Request: Transcribe all of the material below word for word and leave out its pictures.

Data section:
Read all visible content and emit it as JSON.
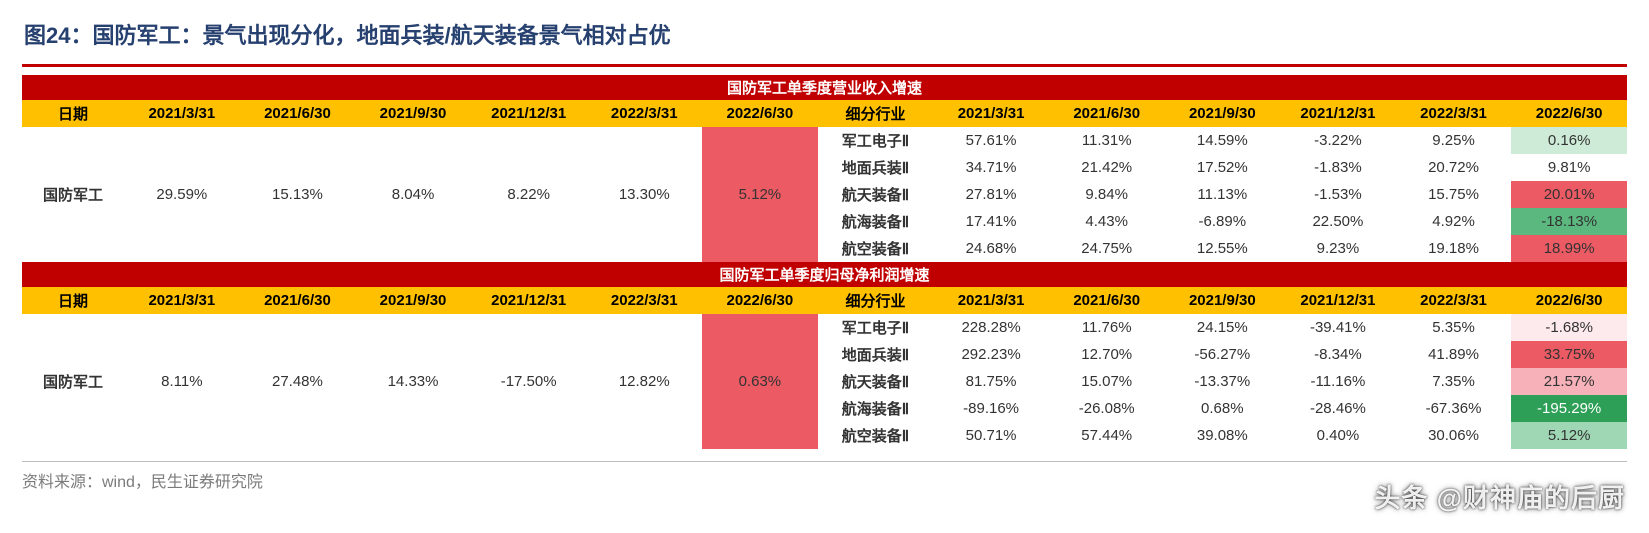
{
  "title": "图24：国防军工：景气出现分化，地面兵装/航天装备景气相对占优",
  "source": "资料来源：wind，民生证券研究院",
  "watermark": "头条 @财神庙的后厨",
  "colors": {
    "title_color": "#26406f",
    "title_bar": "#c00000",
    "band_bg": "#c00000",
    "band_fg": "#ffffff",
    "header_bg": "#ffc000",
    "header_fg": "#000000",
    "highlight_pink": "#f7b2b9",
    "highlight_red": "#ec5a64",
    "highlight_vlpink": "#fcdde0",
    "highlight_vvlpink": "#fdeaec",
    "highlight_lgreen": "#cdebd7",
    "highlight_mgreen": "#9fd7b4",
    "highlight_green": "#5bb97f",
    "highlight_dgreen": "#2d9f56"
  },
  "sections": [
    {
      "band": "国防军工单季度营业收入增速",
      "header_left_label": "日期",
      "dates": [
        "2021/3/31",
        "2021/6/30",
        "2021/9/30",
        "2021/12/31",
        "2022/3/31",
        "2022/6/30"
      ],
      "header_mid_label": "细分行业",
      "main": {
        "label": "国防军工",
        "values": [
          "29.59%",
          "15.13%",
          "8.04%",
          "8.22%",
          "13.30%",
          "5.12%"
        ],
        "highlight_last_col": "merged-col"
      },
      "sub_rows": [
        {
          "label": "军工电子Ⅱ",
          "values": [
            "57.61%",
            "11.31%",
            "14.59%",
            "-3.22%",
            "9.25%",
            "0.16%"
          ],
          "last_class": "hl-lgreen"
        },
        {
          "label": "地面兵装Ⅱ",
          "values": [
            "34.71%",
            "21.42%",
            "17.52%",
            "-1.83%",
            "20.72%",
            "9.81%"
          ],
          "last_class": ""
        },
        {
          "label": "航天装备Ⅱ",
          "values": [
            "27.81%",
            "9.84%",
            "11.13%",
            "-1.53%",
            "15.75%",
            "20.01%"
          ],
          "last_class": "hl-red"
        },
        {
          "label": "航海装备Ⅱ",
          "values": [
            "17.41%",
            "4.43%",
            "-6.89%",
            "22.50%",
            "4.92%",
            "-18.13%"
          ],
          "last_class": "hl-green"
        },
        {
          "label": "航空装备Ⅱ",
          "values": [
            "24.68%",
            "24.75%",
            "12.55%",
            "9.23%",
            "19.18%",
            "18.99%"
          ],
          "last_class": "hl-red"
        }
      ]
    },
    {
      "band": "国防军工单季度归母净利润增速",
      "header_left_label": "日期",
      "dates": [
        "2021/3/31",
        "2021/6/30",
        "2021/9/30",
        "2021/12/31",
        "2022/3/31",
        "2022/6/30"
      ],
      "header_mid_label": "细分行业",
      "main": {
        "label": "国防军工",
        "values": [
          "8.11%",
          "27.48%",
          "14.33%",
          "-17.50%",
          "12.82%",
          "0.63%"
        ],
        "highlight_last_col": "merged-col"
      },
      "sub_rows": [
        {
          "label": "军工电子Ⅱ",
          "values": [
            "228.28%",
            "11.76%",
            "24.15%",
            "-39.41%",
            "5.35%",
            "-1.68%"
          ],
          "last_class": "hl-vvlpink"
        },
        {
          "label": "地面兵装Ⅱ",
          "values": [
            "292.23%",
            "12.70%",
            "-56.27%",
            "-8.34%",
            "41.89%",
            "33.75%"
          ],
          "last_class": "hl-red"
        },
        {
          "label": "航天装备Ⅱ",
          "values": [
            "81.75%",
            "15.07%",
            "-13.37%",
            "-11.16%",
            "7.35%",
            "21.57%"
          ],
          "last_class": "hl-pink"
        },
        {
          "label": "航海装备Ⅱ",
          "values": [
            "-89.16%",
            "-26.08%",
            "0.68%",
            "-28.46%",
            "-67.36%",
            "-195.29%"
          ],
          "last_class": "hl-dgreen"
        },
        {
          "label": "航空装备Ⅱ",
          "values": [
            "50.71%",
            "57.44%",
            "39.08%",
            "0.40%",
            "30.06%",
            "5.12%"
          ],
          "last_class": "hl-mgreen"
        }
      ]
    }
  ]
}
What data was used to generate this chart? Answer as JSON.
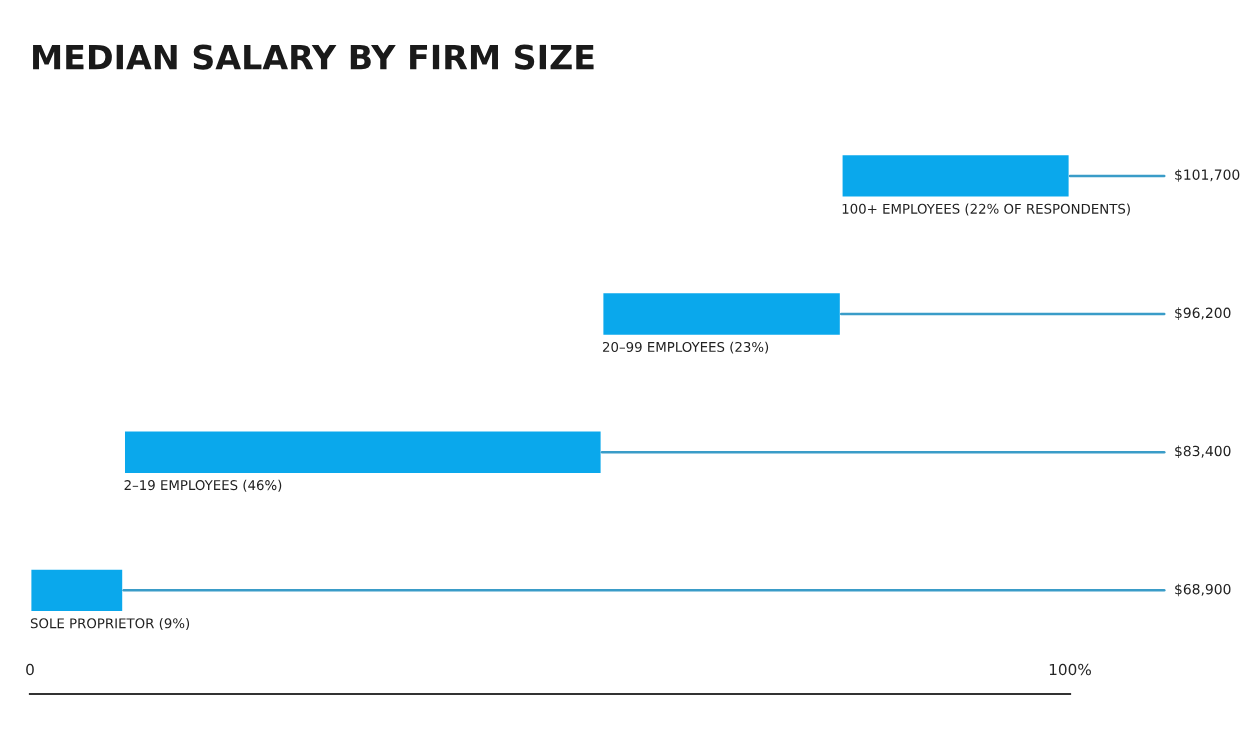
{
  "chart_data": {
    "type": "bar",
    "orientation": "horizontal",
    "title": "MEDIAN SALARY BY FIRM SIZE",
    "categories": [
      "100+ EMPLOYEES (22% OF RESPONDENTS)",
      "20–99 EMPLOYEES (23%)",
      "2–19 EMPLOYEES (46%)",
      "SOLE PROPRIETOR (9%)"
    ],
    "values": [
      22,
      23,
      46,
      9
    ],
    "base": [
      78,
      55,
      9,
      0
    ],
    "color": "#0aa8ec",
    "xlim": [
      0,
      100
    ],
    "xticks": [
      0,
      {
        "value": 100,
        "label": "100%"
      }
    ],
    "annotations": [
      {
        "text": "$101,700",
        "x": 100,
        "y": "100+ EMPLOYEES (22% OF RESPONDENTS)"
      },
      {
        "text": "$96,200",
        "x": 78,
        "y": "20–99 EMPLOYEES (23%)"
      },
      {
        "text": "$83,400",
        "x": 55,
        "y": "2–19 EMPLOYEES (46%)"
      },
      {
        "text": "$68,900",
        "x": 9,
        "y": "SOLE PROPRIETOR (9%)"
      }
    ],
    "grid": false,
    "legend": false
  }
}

Answer for the task:
Read all visible content and emit it as JSON.
{
  "title": "图24：国防军工：景气出现分化，地面兵装/航天装备景气相对占优",
  "source": "资料来源：wind，民生证券研究院",
  "watermark": "头条 @财神庙的后厨",
  "colors": {
    "title_color": "#26406f",
    "title_bar": "#c00000",
    "band_bg": "#c00000",
    "band_fg": "#ffffff",
    "header_bg": "#ffc000",
    "header_fg": "#000000",
    "highlight_pink": "#f7b2b9",
    "highlight_red": "#ec5a64",
    "highlight_vlpink": "#fcdde0",
    "highlight_vvlpink": "#fdeaec",
    "highlight_lgreen": "#cdebd7",
    "highlight_mgreen": "#9fd7b4",
    "highlight_green": "#5bb97f",
    "highlight_dgreen": "#2d9f56"
  },
  "sections": [
    {
      "band": "国防军工单季度营业收入增速",
      "header_left_label": "日期",
      "dates": [
        "2021/3/31",
        "2021/6/30",
        "2021/9/30",
        "2021/12/31",
        "2022/3/31",
        "2022/6/30"
      ],
      "header_mid_label": "细分行业",
      "main": {
        "label": "国防军工",
        "values": [
          "29.59%",
          "15.13%",
          "8.04%",
          "8.22%",
          "13.30%",
          "5.12%"
        ],
        "highlight_last_col": "merged-col"
      },
      "sub_rows": [
        {
          "label": "军工电子Ⅱ",
          "values": [
            "57.61%",
            "11.31%",
            "14.59%",
            "-3.22%",
            "9.25%",
            "0.16%"
          ],
          "last_class": "hl-lgreen"
        },
        {
          "label": "地面兵装Ⅱ",
          "values": [
            "34.71%",
            "21.42%",
            "17.52%",
            "-1.83%",
            "20.72%",
            "9.81%"
          ],
          "last_class": ""
        },
        {
          "label": "航天装备Ⅱ",
          "values": [
            "27.81%",
            "9.84%",
            "11.13%",
            "-1.53%",
            "15.75%",
            "20.01%"
          ],
          "last_class": "hl-red"
        },
        {
          "label": "航海装备Ⅱ",
          "values": [
            "17.41%",
            "4.43%",
            "-6.89%",
            "22.50%",
            "4.92%",
            "-18.13%"
          ],
          "last_class": "hl-green"
        },
        {
          "label": "航空装备Ⅱ",
          "values": [
            "24.68%",
            "24.75%",
            "12.55%",
            "9.23%",
            "19.18%",
            "18.99%"
          ],
          "last_class": "hl-red"
        }
      ]
    },
    {
      "band": "国防军工单季度归母净利润增速",
      "header_left_label": "日期",
      "dates": [
        "2021/3/31",
        "2021/6/30",
        "2021/9/30",
        "2021/12/31",
        "2022/3/31",
        "2022/6/30"
      ],
      "header_mid_label": "细分行业",
      "main": {
        "label": "国防军工",
        "values": [
          "8.11%",
          "27.48%",
          "14.33%",
          "-17.50%",
          "12.82%",
          "0.63%"
        ],
        "highlight_last_col": "merged-col"
      },
      "sub_rows": [
        {
          "label": "军工电子Ⅱ",
          "values": [
            "228.28%",
            "11.76%",
            "24.15%",
            "-39.41%",
            "5.35%",
            "-1.68%"
          ],
          "last_class": "hl-vvlpink"
        },
        {
          "label": "地面兵装Ⅱ",
          "values": [
            "292.23%",
            "12.70%",
            "-56.27%",
            "-8.34%",
            "41.89%",
            "33.75%"
          ],
          "last_class": "hl-red"
        },
        {
          "label": "航天装备Ⅱ",
          "values": [
            "81.75%",
            "15.07%",
            "-13.37%",
            "-11.16%",
            "7.35%",
            "21.57%"
          ],
          "last_class": "hl-pink"
        },
        {
          "label": "航海装备Ⅱ",
          "values": [
            "-89.16%",
            "-26.08%",
            "0.68%",
            "-28.46%",
            "-67.36%",
            "-195.29%"
          ],
          "last_class": "hl-dgreen"
        },
        {
          "label": "航空装备Ⅱ",
          "values": [
            "50.71%",
            "57.44%",
            "39.08%",
            "0.40%",
            "30.06%",
            "5.12%"
          ],
          "last_class": "hl-mgreen"
        }
      ]
    }
  ]
}
What data was used to generate this chart? Answer as JSON.
{
  "chart_data": {
    "type": "bar",
    "orientation": "horizontal",
    "title": "MEDIAN SALARY BY FIRM SIZE",
    "categories": [
      "100+ EMPLOYEES (22% OF RESPONDENTS)",
      "20–99 EMPLOYEES (23%)",
      "2–19 EMPLOYEES (46%)",
      "SOLE PROPRIETOR (9%)"
    ],
    "values": [
      22,
      23,
      46,
      9
    ],
    "base": [
      78,
      55,
      9,
      0
    ],
    "color": "#0aa8ec",
    "xlim": [
      0,
      100
    ],
    "xticks": [
      0,
      {
        "value": 100,
        "label": "100%"
      }
    ],
    "annotations": [
      {
        "text": "$101,700",
        "x": 100,
        "y": "100+ EMPLOYEES (22% OF RESPONDENTS)"
      },
      {
        "text": "$96,200",
        "x": 78,
        "y": "20–99 EMPLOYEES (23%)"
      },
      {
        "text": "$83,400",
        "x": 55,
        "y": "2–19 EMPLOYEES (46%)"
      },
      {
        "text": "$68,900",
        "x": 9,
        "y": "SOLE PROPRIETOR (9%)"
      }
    ],
    "grid": false,
    "legend": false
  }
}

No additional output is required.